[Data entries for graphics]
*****
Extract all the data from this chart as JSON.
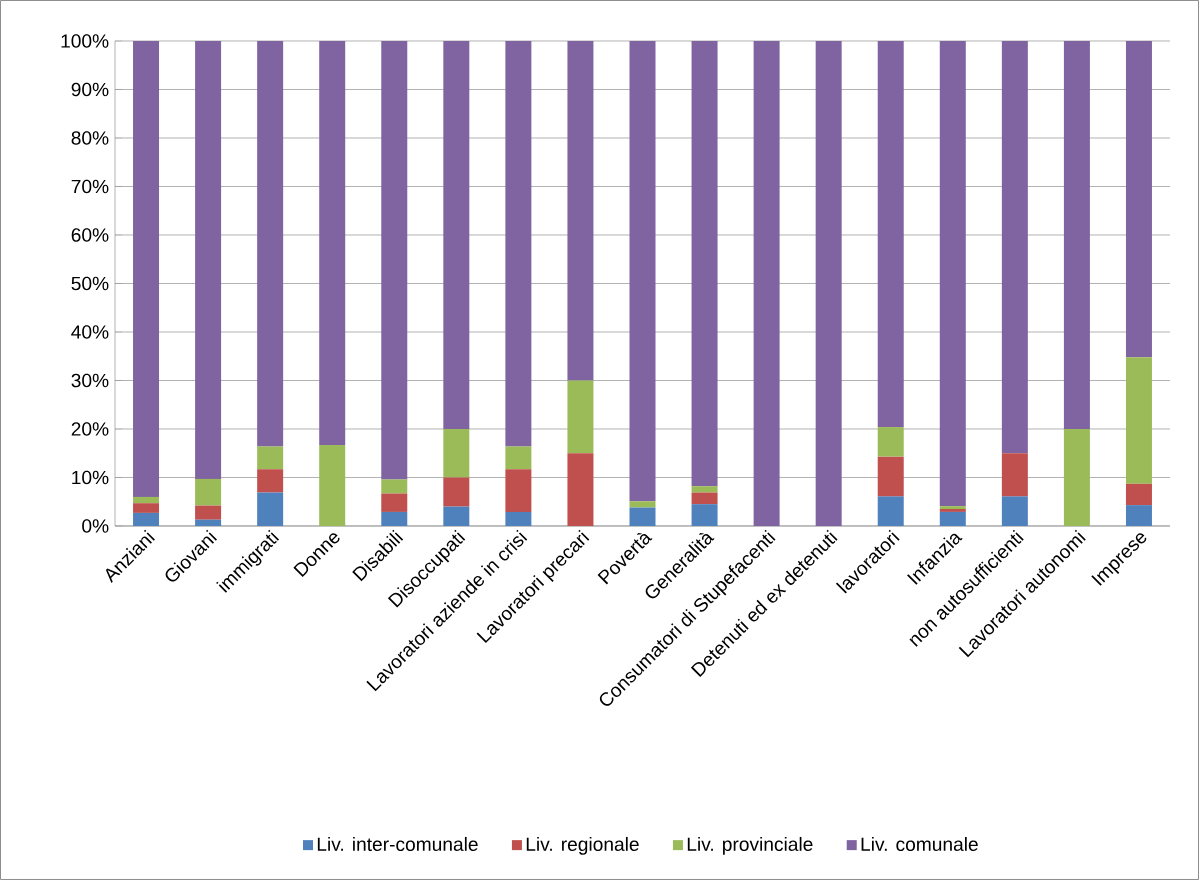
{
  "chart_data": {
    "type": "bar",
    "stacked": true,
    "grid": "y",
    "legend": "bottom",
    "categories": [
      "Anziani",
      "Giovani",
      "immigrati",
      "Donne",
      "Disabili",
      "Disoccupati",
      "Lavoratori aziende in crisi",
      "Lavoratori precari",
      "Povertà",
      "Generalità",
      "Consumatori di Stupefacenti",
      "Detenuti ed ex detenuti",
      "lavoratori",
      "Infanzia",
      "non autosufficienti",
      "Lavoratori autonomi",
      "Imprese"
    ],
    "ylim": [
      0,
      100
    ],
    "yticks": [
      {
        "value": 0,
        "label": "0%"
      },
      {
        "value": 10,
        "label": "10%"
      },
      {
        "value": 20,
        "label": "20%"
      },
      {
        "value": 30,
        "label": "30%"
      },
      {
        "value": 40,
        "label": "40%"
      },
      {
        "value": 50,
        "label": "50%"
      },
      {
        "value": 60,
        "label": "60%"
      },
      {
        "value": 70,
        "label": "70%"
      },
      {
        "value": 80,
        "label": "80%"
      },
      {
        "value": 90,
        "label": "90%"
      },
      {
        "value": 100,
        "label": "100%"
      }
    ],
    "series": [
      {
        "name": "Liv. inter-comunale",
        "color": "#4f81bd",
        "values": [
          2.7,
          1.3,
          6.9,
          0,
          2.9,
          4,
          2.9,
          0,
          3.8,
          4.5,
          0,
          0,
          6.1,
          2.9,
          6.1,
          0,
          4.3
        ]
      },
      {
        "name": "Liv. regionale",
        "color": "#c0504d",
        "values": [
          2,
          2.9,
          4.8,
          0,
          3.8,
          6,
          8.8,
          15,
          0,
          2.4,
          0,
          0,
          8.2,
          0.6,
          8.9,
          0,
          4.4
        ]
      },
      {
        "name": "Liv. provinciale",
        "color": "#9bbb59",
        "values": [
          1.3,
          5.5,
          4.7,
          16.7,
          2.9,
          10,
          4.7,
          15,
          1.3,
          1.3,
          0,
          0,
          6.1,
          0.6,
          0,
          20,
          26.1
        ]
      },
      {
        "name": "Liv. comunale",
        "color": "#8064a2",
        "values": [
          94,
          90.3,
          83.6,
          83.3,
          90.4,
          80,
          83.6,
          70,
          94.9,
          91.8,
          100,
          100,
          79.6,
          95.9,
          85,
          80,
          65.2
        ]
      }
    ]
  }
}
*****
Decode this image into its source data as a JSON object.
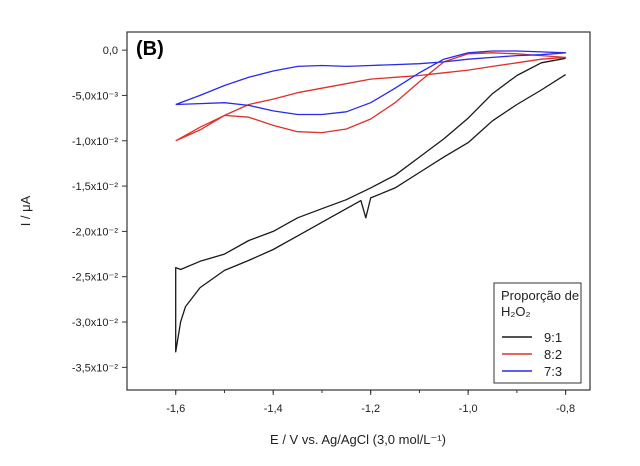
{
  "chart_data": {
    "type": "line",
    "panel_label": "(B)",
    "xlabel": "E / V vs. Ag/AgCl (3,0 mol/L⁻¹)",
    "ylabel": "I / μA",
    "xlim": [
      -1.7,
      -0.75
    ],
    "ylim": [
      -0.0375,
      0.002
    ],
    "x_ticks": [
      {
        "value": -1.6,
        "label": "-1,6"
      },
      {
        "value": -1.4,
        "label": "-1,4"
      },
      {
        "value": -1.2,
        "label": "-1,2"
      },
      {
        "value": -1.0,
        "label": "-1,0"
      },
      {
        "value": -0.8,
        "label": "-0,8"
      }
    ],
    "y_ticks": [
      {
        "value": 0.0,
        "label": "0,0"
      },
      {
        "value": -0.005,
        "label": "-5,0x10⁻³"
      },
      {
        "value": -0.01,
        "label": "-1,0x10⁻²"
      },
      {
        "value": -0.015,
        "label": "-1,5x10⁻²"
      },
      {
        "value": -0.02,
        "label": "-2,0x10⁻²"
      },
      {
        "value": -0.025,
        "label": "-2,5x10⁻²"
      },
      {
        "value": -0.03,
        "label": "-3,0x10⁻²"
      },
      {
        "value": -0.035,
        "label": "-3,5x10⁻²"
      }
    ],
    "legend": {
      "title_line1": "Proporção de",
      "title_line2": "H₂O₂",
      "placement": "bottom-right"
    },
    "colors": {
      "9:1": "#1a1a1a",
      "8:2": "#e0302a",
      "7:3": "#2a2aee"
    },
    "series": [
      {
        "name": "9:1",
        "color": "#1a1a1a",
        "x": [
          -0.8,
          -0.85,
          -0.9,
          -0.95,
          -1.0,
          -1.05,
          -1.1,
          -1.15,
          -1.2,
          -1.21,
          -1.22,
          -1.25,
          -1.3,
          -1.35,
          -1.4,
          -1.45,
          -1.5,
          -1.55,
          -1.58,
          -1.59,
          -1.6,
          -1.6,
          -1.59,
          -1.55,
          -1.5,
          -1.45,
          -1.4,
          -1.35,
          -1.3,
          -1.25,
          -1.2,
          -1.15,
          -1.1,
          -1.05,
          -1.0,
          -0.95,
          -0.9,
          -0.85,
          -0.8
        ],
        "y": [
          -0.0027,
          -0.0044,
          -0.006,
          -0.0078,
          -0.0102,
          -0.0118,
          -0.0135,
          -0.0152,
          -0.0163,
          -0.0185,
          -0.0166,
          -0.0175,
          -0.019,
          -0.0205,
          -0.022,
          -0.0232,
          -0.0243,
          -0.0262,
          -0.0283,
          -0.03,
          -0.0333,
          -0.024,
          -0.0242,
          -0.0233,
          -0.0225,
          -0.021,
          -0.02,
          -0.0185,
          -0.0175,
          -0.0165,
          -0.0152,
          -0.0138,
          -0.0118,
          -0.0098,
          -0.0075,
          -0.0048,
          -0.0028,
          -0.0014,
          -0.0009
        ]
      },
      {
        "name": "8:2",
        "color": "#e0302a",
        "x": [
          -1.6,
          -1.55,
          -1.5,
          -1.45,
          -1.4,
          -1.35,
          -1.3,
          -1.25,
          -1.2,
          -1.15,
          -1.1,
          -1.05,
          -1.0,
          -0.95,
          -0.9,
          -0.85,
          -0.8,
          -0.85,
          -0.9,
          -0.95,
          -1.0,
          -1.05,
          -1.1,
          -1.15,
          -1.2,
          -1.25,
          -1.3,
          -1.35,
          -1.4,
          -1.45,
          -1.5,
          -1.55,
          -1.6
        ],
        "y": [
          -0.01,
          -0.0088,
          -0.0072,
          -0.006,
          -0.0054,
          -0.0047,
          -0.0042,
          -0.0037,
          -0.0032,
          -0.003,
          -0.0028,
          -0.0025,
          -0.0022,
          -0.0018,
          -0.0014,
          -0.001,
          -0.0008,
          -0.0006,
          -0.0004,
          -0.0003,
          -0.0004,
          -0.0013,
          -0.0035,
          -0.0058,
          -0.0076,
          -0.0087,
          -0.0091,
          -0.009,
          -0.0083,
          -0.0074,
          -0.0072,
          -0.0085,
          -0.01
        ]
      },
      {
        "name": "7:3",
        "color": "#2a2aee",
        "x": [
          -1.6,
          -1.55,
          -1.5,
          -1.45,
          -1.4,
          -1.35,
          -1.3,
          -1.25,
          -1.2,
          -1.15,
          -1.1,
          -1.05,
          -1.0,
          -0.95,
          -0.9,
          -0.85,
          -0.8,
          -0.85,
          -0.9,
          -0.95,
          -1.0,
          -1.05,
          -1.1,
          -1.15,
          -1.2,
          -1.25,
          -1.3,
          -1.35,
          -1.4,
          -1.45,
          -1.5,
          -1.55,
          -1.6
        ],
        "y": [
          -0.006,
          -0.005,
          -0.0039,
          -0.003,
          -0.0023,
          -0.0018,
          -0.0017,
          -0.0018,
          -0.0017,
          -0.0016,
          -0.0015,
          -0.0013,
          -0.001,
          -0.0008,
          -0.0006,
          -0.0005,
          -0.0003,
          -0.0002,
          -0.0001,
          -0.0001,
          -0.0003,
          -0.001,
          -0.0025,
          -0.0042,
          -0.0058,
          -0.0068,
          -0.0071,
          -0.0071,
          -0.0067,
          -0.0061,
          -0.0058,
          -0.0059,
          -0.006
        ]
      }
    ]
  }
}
*****
GIVEN INSTRUCTION: Leave out every line without the string "name" and copy the rest.

REPLY TO THE EXERCISE:
        "name": "Liv. inter-comunale",
        "name": "Liv. regionale",
        "name": "Liv. provinciale",
        "name": "Liv. comunale",
        "name": "9:1",
        "name": "8:2",
        "name": "7:3",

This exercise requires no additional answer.